Your task is to copy every line of the records below that contains "九龙期末".

-- Start of DATA FOR THE TASK --

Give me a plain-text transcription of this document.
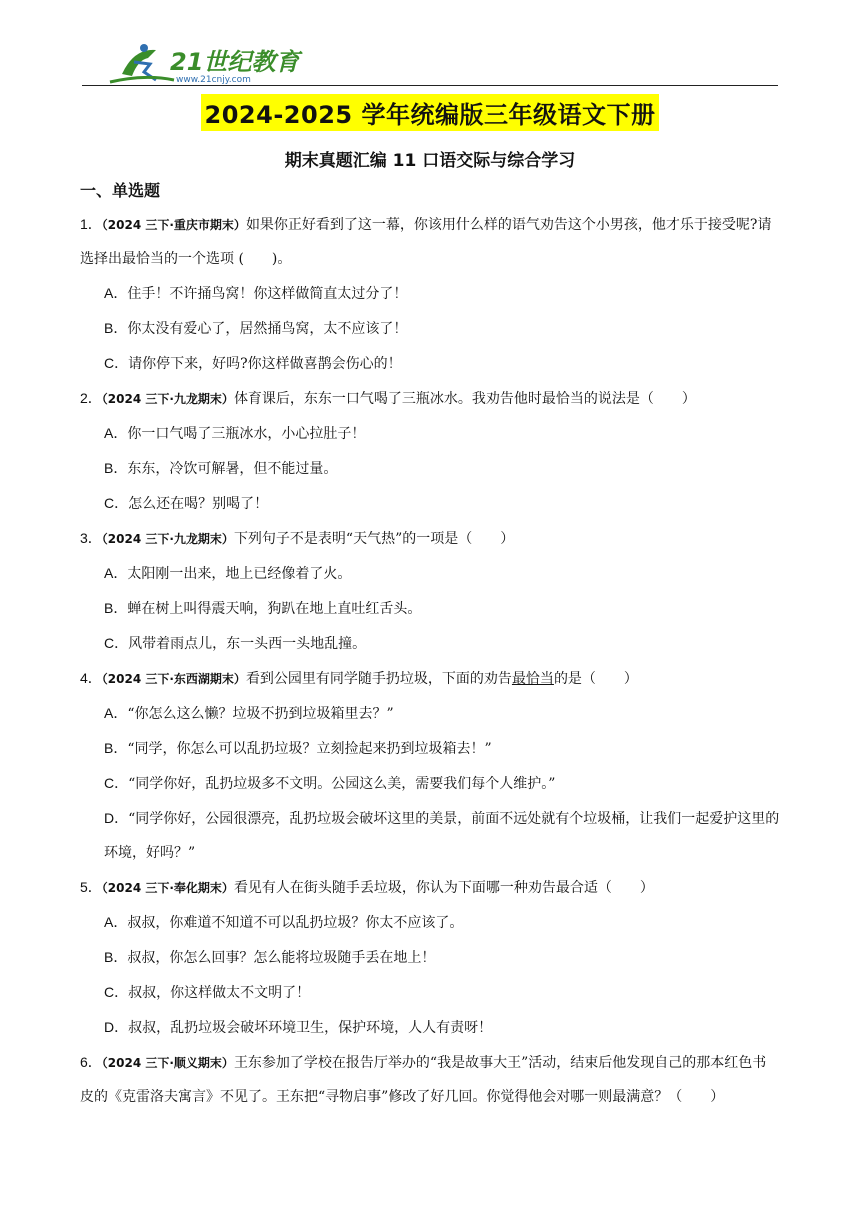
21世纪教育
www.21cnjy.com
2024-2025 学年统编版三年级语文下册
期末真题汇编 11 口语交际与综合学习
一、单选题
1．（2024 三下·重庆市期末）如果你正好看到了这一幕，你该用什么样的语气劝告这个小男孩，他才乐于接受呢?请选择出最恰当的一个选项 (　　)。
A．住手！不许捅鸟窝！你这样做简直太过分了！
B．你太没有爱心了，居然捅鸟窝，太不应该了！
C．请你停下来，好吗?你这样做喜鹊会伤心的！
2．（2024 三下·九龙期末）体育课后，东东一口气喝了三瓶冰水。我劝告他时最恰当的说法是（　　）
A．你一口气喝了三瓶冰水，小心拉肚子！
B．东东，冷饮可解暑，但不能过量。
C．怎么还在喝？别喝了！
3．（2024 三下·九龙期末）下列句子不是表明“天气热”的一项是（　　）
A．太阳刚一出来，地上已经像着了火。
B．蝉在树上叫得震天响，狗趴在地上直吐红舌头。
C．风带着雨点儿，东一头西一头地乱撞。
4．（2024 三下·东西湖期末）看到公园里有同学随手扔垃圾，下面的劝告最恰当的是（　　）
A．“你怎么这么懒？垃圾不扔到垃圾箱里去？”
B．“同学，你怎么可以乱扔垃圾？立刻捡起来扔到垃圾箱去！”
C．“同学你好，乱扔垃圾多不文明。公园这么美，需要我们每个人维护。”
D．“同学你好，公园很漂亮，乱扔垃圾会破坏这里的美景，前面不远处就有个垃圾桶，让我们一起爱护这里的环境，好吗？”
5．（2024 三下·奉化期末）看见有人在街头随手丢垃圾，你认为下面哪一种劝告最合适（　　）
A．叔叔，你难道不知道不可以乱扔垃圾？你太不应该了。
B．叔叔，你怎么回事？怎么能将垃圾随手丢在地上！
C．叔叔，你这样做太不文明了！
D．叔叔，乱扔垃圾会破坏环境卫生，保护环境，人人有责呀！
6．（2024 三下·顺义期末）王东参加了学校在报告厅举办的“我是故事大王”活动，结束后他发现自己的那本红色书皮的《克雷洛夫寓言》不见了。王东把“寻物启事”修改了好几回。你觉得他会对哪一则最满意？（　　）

-- End of DATA FOR THE TASK --
-- Start of DATA FOR THE TASK --

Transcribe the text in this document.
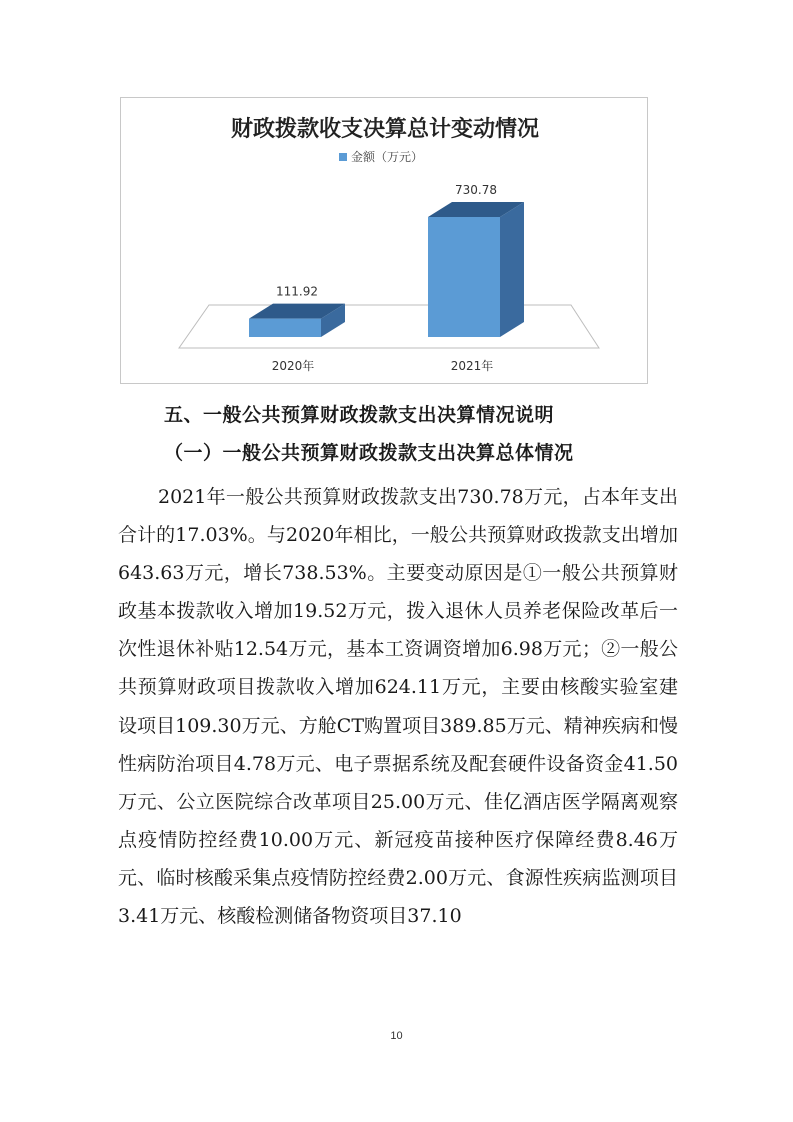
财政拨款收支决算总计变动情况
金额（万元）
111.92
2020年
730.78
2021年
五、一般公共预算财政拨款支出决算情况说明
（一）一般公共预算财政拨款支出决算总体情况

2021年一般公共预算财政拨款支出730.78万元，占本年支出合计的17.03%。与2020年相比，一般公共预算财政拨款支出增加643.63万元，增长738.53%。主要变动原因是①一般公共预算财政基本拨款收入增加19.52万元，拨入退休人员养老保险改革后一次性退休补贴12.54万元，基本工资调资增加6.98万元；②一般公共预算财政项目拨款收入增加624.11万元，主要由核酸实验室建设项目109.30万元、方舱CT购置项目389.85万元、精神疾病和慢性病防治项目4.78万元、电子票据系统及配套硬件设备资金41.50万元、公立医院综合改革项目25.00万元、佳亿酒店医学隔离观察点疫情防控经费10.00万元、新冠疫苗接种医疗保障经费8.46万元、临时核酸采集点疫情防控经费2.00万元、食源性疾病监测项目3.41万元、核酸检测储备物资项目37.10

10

-- End of DATA FOR THE TASK --

**TASK RESULT:**
2．（2024 三下·九龙期末）体育课后，东东一口气喝了三瓶冰水。我劝告他时最恰当的说法是（　　）
3．（2024 三下·九龙期末）下列句子不是表明“天气热”的一项是（　　）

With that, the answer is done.